_Tasks to carry out_.
a – Summarize the Cecelia Bell biography in two sentences.
b – Please quote everything in the Cecelia Bell biography from "Cecelia Carolina Bell" down to "book El Deafo.".
c – Extend the Cecelia Bell biography beyond its final sentence.

_Given text_.
● ● ● ● ●
Cecelia Carolina Bell (born December 26, 1970) is an American freelance author and illustrator born in Richmond, Virginia. She attended the Paier College of Art as an art major and went on to get a graduate degree in illustration and design at Kent State University in 1991. She became a freelance commercial artist, illustrator and designer for an array of projects before beginning her career as a full-time author illustrator, Her work has appeared in The Atlantic Monthly, Vegetarian Times, Newsweek, Los Angeles Times, Working Woman, Esquire and many other publications. Bell is married to children's author Tom Angleberger. She won the Newbery Medal Honor and Eisner Award for her book El Deafo.
● ● ● ● ●
_Supplied entries_.

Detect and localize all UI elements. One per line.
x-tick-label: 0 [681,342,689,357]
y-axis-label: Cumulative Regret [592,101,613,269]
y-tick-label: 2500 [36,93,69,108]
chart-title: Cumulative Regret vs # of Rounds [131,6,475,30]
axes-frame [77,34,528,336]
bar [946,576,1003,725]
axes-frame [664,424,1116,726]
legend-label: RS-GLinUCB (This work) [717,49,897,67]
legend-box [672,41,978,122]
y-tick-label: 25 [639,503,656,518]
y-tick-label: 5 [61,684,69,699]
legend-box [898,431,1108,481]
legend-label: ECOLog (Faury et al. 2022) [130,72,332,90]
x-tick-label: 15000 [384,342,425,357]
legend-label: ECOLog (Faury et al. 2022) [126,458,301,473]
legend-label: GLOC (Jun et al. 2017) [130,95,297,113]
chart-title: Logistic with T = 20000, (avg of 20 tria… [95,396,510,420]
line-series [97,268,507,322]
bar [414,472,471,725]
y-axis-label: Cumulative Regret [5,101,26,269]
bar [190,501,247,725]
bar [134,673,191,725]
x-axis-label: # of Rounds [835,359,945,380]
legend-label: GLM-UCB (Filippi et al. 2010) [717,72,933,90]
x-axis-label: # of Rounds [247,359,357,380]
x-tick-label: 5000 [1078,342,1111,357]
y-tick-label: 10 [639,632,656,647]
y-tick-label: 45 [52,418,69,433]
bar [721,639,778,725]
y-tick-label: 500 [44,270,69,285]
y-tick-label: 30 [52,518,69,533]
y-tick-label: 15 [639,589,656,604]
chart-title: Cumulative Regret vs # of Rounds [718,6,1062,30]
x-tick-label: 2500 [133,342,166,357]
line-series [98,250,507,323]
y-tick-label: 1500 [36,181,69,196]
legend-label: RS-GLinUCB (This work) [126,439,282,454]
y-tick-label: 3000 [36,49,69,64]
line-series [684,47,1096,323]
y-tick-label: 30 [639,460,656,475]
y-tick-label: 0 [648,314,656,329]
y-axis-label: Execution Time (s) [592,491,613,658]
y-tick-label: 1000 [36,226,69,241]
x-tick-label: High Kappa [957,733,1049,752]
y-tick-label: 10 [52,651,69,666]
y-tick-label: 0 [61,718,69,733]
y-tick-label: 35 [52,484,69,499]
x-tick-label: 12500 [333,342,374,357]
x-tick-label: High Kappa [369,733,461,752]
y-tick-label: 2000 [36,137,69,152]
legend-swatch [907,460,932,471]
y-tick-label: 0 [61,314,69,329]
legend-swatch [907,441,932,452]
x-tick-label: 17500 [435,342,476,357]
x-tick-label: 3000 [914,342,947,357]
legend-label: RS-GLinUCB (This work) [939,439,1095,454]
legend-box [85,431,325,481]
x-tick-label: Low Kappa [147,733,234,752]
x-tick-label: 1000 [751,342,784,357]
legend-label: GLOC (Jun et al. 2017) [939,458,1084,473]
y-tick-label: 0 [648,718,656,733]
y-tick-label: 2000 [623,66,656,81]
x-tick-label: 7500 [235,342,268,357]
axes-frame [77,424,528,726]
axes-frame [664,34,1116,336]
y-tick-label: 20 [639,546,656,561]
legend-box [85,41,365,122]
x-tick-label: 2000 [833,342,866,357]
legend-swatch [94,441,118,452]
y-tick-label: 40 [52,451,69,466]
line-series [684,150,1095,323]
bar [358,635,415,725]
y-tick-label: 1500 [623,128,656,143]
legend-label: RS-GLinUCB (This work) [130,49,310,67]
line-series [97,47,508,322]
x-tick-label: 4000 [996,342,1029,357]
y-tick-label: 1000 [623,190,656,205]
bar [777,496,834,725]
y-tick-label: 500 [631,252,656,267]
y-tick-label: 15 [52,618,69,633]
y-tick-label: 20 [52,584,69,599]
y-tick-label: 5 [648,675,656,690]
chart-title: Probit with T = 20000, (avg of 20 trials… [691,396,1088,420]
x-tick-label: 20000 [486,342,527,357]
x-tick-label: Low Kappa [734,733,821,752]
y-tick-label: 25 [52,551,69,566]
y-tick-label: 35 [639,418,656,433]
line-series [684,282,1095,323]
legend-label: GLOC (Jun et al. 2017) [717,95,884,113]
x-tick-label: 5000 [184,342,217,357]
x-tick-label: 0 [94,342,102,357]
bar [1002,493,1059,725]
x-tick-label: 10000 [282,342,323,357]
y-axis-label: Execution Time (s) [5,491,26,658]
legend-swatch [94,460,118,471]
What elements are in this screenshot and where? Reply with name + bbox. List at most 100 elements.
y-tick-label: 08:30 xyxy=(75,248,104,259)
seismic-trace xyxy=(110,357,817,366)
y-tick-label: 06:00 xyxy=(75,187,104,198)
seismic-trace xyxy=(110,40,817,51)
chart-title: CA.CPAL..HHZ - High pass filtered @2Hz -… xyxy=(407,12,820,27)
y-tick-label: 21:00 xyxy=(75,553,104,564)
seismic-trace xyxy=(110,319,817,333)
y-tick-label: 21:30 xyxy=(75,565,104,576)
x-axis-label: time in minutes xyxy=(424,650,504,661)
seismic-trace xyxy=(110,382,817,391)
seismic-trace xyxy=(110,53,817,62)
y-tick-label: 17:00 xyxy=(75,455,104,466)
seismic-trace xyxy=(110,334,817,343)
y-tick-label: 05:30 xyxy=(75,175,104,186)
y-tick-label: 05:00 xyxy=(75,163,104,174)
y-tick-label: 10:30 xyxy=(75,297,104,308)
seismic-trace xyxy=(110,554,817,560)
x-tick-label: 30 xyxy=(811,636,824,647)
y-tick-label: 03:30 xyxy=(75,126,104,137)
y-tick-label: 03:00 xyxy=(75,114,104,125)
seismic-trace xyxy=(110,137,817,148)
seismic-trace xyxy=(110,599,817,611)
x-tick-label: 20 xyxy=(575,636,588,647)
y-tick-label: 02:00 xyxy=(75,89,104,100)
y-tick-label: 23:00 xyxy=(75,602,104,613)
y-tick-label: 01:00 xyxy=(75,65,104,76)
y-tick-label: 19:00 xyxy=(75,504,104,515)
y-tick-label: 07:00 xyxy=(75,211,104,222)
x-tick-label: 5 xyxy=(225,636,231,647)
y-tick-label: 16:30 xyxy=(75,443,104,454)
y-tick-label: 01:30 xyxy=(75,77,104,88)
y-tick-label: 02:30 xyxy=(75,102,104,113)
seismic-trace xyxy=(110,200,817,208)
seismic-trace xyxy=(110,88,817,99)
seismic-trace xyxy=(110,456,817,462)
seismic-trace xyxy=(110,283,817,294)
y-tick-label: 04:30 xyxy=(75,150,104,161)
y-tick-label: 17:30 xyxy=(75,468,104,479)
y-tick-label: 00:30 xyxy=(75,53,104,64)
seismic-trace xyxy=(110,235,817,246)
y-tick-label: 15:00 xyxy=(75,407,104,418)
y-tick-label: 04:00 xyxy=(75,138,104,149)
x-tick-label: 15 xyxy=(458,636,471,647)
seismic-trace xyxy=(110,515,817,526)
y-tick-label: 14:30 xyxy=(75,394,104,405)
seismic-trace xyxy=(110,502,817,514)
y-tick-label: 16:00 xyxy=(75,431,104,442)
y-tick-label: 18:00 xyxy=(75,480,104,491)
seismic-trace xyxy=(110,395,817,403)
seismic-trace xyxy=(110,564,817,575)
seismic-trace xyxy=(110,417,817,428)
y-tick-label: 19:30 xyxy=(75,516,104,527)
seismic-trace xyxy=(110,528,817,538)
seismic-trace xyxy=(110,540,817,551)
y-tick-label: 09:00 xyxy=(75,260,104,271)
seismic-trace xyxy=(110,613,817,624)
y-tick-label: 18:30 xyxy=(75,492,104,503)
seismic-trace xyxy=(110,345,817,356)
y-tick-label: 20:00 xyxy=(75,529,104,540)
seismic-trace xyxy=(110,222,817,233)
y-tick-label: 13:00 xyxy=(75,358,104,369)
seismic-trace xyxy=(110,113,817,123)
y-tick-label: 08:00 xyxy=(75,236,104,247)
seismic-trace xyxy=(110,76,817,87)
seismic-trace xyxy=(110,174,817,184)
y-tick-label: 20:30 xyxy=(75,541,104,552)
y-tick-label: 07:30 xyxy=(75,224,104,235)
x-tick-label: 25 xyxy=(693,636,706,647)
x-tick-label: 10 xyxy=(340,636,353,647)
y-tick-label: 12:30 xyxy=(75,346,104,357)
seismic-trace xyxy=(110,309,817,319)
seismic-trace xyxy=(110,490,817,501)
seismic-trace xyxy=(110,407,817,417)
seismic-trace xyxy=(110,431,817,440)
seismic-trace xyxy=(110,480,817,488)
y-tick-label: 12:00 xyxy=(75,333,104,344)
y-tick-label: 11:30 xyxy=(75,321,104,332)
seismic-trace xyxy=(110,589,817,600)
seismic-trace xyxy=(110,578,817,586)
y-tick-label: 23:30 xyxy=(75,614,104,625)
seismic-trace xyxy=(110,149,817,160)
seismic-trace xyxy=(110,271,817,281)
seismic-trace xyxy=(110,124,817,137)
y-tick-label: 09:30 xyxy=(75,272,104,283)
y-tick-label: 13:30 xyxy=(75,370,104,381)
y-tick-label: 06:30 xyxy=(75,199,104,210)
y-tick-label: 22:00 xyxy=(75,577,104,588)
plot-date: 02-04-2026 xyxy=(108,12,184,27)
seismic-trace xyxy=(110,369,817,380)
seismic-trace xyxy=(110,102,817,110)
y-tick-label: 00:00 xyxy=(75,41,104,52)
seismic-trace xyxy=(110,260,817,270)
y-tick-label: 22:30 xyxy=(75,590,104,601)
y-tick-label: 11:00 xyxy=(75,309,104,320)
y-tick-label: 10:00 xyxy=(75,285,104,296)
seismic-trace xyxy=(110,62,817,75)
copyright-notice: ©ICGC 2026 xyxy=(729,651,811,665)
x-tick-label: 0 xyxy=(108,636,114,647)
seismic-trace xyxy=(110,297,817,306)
● ● ● ● ●
_Responses_.
a – Cecelia Carolina Bell, born December 26, 1970, in Richmond, Virginia, is an American freelance author and illustrator who attended the Paier College of Art as an art major and earned a graduate degree in illustration and design at Kent State University in 1991. After working as a freelance commercial artist, illustrator and designer, she became a full-time author illustrator, and her book El Deafo won the Newbery Medal Honor and the Eisner Award.

b –
Cecelia Carolina Bell (born December 26, 1970) is an American freelance author and illustrator born in Richmond, Virginia. She attended the Paier College of Art as an art major and went on to get a graduate degree in illustration and design at Kent State University in 1991. She became a freelance commercial artist, illustrator and designer for an array of projects before beginning her career as a full-time author illustrator, Her work has appeared in The Atlantic Monthly, Vegetarian Times, Newsweek, Los Angeles Times, Working Woman, Esquire and many other publications. Bell is married to children's author Tom Angleberger. She won the Newbery Medal Honor and Eisner Award for her book El Deafo.

c –
El Deafo
El Deafo is based on Cece Bell's own childhood as she grows up deaf. She wanted there to be a handbook for hearing people so they knew how to understand and communicate with deaf people without being disrespectful. It eventually evolved into graphic novel where children who were deaf could see themselves positively represented in a book. Cece uses the imagery of everyone illustrated as rabbits as a visual metaphor. When she was growing up, she felt like the only rabbit whose ears didn't work as in doing so she shows being deaf as a power. She also shows and talks about how being deaf isn't something negative. The title comes from the idea that she feels powerful like a superhero with the assistance of her Phonic Ear, the hearing aid she uses in order to hear her teachers at school.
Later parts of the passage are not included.